プログラムは、上記第2の観点に係るアンケート方法をコンピュータに実行させる。
【発明の効果】
【0009】
本開示によれば、車両の走行環境や走行状態に応じて設問の内容が切り替えられる。具体的には、車両の走行環境情報や走行状態情報に基づいて、すべての設問の中から、乗客に回答を求める設問を決定する。これにより、設問数を減らしつつ、適切な設問から成るアンケートを実施することができる。
【図面の簡単な説明】
【0010】
図1】本開示の実施の形態に係る評価装置の構成例を示すブロック図である。
図2】本開示の実施の形態に係る評価装置の機能構成の例を示すブロック図である。
図3】本開示の実施の形態に係る評価装置が実行する処理の第一の例を示すフローチャートである。
図4】本開示の実施の形態に係る評価装置が実行する処理の第二の例を示すフローチャートである。
図5】本開示の実施の形態に係る評価装置が実行する処理の第三の例を示すフローチャートである。
【発明を実施するための形態】
【0011】
添付図面を参照して、本開示の実施の形態を説明する。
1.概要
本実施の形態に係る評価装置は、自動運転車両の自動運転走行についての評価を行う。評価装置は、自動運転車両の乗客に対して、1又は複数の設問から成るアンケートを実施し、設問に対する回答を取得する。そして、本実施形態に係る評価装置は、取得された回答に基づいて自動運転走行を評価し、評価結果を出力する。評価装置の使用者としては、例えば、自動運転車両の開発者が想定される。開発者は、例えば、自動運転車両の機能を向上させるための開発において、評価装置による評価結果を活用することができる。
━━━
_作業内容:_
1. 引用文から、「プログラムは、上記第2の観点に係るアンケート方法をコンピュータに実行させる。」から「図1】本開示の実施の形態に係る評価装置の構成例を示すブロック図である。」まで（「図1】本開示の実施の形態に係る評価装置の構成例を示すブロック図である。」も含む）を、そのまま抜き出すこと。
2. 引用文の「本実施の形態に係る評価装置は、自動運転車両の自動運転走行についての評価を行う。」という一文を英語に訳す。
━━━
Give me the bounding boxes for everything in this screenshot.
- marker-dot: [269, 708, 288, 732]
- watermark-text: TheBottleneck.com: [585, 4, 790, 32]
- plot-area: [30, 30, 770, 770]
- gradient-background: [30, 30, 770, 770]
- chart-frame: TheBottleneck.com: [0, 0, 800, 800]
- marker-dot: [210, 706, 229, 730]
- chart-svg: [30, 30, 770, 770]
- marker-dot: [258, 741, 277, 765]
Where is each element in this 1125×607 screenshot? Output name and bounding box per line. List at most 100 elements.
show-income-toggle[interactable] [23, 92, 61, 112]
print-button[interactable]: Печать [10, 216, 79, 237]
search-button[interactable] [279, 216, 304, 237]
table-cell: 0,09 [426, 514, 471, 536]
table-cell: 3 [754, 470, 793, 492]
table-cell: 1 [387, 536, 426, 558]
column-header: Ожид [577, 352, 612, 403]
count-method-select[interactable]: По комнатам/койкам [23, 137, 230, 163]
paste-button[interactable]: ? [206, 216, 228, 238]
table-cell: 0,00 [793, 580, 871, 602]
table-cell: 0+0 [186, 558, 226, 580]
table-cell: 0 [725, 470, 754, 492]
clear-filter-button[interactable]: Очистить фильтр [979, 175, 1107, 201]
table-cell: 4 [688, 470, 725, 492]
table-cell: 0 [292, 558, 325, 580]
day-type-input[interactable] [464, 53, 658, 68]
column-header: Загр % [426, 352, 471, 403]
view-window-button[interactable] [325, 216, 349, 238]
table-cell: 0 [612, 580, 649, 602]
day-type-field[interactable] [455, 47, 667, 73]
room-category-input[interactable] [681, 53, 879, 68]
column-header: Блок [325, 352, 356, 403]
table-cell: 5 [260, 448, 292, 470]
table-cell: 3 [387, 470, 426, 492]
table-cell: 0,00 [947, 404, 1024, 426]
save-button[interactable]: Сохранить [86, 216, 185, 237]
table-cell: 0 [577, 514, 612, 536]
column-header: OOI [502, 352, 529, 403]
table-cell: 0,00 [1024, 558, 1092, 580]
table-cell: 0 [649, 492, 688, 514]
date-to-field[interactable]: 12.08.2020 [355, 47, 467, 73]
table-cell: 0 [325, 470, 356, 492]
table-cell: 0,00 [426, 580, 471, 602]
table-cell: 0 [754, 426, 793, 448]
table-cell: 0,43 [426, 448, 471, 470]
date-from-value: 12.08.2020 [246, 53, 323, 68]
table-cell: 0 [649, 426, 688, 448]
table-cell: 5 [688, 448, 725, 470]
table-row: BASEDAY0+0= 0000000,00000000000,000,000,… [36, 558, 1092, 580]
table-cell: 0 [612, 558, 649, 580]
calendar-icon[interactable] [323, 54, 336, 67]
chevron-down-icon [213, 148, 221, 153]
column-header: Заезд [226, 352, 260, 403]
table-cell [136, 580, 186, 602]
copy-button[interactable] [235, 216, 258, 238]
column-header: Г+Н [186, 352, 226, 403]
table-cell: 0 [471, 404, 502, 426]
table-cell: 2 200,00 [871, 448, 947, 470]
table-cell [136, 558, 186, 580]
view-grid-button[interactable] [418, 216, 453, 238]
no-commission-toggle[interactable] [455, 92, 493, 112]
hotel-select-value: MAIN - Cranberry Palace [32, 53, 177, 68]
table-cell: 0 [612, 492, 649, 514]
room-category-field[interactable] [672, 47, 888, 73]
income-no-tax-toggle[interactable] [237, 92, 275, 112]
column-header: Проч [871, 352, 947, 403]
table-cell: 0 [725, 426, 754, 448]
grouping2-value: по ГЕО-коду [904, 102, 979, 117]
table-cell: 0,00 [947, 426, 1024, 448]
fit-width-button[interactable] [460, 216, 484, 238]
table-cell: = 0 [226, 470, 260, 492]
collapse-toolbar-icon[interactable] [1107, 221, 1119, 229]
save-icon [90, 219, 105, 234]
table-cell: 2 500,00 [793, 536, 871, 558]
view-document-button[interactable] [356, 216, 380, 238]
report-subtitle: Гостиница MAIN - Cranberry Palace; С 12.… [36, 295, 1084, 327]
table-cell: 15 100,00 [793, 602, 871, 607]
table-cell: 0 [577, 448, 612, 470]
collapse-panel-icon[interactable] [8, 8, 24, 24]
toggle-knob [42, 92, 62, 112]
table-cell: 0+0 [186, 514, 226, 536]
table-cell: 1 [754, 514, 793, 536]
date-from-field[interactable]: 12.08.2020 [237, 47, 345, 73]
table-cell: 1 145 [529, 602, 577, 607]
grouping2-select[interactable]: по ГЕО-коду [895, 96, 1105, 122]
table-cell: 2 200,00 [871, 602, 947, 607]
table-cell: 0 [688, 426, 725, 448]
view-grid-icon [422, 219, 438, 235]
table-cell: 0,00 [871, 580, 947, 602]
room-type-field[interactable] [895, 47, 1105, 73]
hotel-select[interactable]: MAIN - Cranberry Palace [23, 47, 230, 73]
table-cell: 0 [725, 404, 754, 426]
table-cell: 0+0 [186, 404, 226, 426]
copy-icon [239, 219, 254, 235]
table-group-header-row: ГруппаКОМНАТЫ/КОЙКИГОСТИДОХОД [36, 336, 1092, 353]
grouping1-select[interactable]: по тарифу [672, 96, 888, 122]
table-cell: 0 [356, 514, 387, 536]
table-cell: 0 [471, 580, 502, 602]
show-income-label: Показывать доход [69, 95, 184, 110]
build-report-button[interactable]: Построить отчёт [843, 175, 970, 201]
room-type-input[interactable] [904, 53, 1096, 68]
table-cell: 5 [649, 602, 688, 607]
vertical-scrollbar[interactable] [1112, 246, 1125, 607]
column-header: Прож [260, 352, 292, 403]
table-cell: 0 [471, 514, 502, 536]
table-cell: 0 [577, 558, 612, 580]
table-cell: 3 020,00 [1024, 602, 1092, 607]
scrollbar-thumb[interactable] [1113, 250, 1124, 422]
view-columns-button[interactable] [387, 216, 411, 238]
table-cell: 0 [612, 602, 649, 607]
━━━
_各作業の解答:_
1.
プログラムは、上記第2の観点に係るアンケート方法をコンピュータに実行させる。
【発明の効果】
【0009】
本開示によれば、車両の走行環境や走行状態に応じて設問の内容が切り替えられる。具体的には、車両の走行環境情報や走行状態情報に基づいて、すべての設問の中から、乗客に回答を求める設問を決定する。これにより、設問数を減らしつつ、適切な設問から成るアンケートを実施することができる。
【図面の簡単な説明】
【0010】
図1】本開示の実施の形態に係る評価装置の構成例を示すブロック図である。

2. The evaluation device according to the present embodiment evaluates the autonomous driving of an autonomous vehicle.